## What you should do
Select every line holding the word "visuo" and copy it.

(Source data)

--------------------------------

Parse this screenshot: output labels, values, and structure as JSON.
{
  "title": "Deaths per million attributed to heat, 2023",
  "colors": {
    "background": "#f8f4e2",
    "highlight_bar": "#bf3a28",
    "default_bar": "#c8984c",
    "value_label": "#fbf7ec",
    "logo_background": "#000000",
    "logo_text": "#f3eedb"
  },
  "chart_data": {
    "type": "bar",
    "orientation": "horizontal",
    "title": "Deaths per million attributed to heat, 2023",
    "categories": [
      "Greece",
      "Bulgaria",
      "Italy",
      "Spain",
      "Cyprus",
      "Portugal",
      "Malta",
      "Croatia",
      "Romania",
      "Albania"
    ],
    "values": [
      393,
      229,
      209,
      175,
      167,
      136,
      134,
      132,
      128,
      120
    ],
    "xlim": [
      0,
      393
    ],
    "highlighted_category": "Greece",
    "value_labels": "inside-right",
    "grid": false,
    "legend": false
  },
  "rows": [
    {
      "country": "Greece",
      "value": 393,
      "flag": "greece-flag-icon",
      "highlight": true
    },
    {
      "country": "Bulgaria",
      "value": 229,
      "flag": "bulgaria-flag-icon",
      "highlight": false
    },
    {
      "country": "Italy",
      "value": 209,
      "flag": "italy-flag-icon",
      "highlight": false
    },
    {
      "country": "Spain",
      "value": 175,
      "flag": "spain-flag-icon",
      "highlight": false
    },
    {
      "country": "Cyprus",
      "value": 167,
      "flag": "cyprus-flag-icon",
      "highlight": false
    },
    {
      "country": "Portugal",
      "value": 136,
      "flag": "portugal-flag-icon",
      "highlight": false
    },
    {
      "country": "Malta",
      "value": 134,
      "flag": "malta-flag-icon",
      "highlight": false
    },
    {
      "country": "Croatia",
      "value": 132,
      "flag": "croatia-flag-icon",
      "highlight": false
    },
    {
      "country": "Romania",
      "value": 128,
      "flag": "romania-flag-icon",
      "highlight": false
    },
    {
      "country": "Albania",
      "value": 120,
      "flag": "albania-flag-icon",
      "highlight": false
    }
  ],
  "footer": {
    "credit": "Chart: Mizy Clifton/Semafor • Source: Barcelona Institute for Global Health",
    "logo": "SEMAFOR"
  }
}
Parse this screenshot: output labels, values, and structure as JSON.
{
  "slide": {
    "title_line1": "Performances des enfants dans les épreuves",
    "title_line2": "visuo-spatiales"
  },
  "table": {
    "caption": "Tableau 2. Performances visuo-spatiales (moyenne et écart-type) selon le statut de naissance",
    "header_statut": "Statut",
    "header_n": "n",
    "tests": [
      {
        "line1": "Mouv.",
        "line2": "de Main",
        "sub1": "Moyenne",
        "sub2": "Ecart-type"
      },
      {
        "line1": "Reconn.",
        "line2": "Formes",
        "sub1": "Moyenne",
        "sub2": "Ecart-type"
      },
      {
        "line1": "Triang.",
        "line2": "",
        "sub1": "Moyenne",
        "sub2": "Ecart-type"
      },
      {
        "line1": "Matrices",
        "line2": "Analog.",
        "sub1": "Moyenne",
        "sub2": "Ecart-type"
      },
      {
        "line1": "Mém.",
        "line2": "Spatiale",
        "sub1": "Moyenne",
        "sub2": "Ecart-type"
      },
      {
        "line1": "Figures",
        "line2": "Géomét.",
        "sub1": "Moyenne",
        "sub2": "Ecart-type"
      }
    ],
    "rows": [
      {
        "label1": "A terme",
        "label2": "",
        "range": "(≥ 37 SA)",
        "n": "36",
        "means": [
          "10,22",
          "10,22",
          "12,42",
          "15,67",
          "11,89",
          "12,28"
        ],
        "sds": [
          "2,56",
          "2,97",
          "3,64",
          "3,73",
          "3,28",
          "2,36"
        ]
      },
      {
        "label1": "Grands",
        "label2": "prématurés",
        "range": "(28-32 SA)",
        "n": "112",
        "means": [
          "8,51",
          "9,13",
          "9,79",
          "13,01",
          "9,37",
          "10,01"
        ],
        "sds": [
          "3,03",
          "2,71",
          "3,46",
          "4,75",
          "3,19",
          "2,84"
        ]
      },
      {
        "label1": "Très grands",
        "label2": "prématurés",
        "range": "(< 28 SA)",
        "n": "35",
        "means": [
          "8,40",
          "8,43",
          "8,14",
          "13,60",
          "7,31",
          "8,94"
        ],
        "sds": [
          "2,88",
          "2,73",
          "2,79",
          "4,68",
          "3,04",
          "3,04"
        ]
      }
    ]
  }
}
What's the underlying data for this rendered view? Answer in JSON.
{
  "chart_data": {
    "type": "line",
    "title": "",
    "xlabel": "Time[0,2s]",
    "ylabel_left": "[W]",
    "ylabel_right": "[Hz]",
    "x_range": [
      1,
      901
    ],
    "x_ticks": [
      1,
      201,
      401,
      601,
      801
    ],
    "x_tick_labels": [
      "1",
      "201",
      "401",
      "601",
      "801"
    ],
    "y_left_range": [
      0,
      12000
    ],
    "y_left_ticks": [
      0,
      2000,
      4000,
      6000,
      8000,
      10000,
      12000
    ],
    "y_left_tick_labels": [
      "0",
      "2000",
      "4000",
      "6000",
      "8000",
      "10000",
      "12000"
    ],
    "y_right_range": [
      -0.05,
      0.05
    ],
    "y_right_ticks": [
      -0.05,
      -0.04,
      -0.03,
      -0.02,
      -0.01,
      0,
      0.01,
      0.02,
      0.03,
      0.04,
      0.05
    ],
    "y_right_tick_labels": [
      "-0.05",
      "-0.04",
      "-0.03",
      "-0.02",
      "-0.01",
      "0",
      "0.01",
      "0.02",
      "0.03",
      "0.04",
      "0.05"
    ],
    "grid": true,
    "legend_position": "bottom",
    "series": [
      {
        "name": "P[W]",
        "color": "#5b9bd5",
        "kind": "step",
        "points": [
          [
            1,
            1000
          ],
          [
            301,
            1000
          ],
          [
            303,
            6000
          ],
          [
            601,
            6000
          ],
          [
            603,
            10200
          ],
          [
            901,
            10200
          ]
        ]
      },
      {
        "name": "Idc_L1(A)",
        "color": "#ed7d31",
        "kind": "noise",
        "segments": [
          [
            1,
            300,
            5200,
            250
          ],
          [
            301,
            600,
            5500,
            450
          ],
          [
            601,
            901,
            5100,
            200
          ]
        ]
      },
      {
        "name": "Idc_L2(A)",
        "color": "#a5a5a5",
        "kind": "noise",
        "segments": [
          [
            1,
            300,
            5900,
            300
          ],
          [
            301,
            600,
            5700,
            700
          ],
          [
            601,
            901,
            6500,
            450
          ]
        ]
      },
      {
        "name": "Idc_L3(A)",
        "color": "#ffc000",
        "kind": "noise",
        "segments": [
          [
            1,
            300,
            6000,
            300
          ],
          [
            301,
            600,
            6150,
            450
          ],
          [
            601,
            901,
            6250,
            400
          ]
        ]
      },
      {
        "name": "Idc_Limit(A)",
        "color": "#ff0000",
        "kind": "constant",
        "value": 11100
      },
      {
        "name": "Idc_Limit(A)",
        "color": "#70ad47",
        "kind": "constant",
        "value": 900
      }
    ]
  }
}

--------------------------------

## Written response
    "title_line2": "visuo-spatiales"
    "caption": "Tableau 2. Performances visuo-spatiales (moyenne et écart-type) selon le statut de naissance",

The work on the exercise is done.